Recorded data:
Start

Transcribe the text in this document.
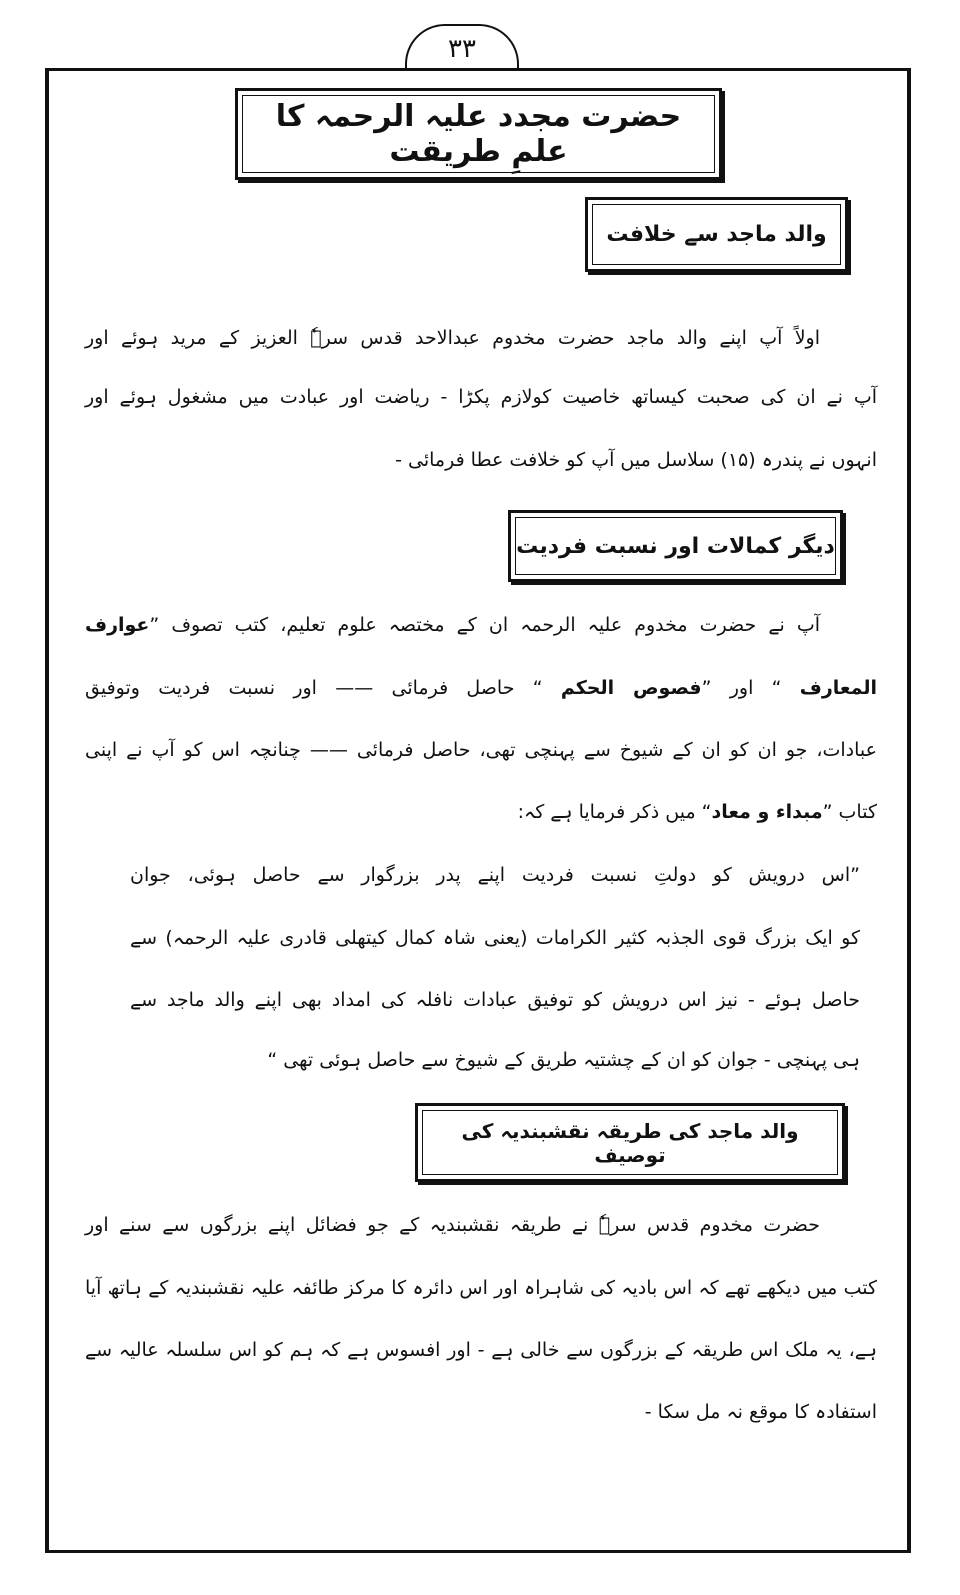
۳۳
حضرت مجدد علیہ الرحمہ کا علمِ طریقت
والد ماجد سے خلافت
دیگر کمالات اور نسبت فردیت
والد ماجد کی طریقہ نقشبندیہ کی توصیف
اولاً آپ اپنے والد ماجد حضرت مخدوم عبدالاحد قدس سرہٗ العزیز کے مرید ہوئے اور
آپ نے ان کی صحبت کیساتھ خاصیت کولازم پکڑا - ریاضت اور عبادت میں مشغول ہوئے اور
انہوں نے پندرہ (۱۵) سلاسل میں آپ کو خلافت عطا فرمائی -
آپ نے حضرت مخدوم علیہ الرحمہ ان کے مختصہ علوم تعلیم، کتب تصوف ”عوارف
المعارف “ اور ”فصوص الحکم “ حاصل فرمائی —— اور نسبت فردیت وتوفیق
عبادات، جو ان کو ان کے شیوخ سے پہنچی تھی، حاصل فرمائی —— چنانچہ اس کو آپ نے اپنی
کتاب ”مبداء و معاد“ میں ذکر فرمایا ہے کہ:
”اس درویش کو دولتِ نسبت فردیت اپنے پدر بزرگوار سے حاصل ہوئی، جوان
کو ایک بزرگ قوی الجذبہ کثیر الکرامات (یعنی شاہ کمال کیتھلی قادری علیہ الرحمہ) سے
حاصل ہوئے - نیز اس درویش کو توفیق عبادات نافلہ کی امداد بھی اپنے والد ماجد سے
ہی پہنچی - جوان کو ان کے چشتیہ طریق کے شیوخ سے حاصل ہوئی تھی “
حضرت مخدوم قدس سرہٗ نے طریقہ نقشبندیہ کے جو فضائل اپنے بزرگوں سے سنے اور
کتب میں دیکھے تھے کہ اس بادیہ کی شاہراہ اور اس دائرہ کا مرکز طائفہ علیہ نقشبندیہ کے ہاتھ آیا
ہے، یہ ملک اس طریقہ کے بزرگوں سے خالی ہے - اور افسوس ہے کہ ہم کو اس سلسلہ عالیہ سے
استفادہ کا موقع نہ مل سکا -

End

REQUIRED TASK
Gather each line of the listing that holds the string "نقشبندیہ".

THE REPLY
والد ماجد کی طریقہ نقشبندیہ کی توصیف
حضرت مخدوم قدس سرہٗ نے طریقہ نقشبندیہ کے جو فضائل اپنے بزرگوں سے سنے اور
کتب میں دیکھے تھے کہ اس بادیہ کی شاہراہ اور اس دائرہ کا مرکز طائفہ علیہ نقشبندیہ کے ہاتھ آیا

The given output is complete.